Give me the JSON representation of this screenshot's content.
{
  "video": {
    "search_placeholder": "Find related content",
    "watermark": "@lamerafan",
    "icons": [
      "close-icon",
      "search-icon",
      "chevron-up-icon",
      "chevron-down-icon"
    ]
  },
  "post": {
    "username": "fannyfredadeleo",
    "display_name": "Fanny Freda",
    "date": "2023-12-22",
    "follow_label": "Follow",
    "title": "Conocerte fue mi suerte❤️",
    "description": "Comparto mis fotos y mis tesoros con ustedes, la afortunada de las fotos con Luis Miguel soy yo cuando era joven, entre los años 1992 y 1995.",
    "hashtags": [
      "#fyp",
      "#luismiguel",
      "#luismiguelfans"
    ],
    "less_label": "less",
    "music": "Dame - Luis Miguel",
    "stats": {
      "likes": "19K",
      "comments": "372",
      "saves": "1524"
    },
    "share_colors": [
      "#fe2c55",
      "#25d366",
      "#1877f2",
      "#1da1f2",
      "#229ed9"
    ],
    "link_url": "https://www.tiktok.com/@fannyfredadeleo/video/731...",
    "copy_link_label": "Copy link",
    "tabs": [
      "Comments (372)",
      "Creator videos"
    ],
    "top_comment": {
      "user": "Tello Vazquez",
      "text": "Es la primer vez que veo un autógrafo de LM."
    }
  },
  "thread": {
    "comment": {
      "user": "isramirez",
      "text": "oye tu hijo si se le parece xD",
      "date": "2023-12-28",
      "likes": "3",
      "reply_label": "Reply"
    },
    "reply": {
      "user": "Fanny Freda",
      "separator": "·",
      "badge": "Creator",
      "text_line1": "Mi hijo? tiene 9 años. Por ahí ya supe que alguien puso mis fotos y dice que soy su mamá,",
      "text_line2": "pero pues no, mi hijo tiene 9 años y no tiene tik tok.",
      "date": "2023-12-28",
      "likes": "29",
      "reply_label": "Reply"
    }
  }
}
......
### BRIEF:
Extract every line above exactly as it stands.

### EXERCISE ANSWER:
Give me the JSON representation of this screenshot's content.
{
  "video": {
    "search_placeholder": "Find related content",
    "watermark": "@lamerafan",
    "icons": [
      "close-icon",
      "search-icon",
      "chevron-up-icon",
      "chevron-down-icon"
    ]
  },
  "post": {
    "username": "fannyfredadeleo",
    "display_name": "Fanny Freda",
    "date": "2023-12-22",
    "follow_label": "Follow",
    "title": "Conocerte fue mi suerte❤️",
    "description": "Comparto mis fotos y mis tesoros con ustedes, la afortunada de las fotos con Luis Miguel soy yo cuando era joven, entre los años 1992 y 1995.",
    "hashtags": [
      "#fyp",
      "#luismiguel",
      "#luismiguelfans"
    ],
    "less_label": "less",
    "music": "Dame - Luis Miguel",
    "stats": {
      "likes": "19K",
      "comments": "372",
      "saves": "1524"
    },
    "share_colors": [
      "#fe2c55",
      "#25d366",
      "#1877f2",
      "#1da1f2",
      "#229ed9"
    ],
    "link_url": "https://www.tiktok.com/@fannyfredadeleo/video/731...",
    "copy_link_label": "Copy link",
    "tabs": [
      "Comments (372)",
      "Creator videos"
    ],
    "top_comment": {
      "user": "Tello Vazquez",
      "text": "Es la primer vez que veo un autógrafo de LM."
    }
  },
  "thread": {
    "comment": {
      "user": "isramirez",
      "text": "oye tu hijo si se le parece xD",
      "date": "2023-12-28",
      "likes": "3",
      "reply_label": "Reply"
    },
    "reply": {
      "user": "Fanny Freda",
      "separator": "·",
      "badge": "Creator",
      "text_line1": "Mi hijo? tiene 9 años. Por ahí ya supe que alguien puso mis fotos y dice que soy su mamá,",
      "text_line2": "pero pues no, mi hijo tiene 9 años y no tiene tik tok.",
      "date": "2023-12-28",
      "likes": "29",
      "reply_label": "Reply"
    }
  }
}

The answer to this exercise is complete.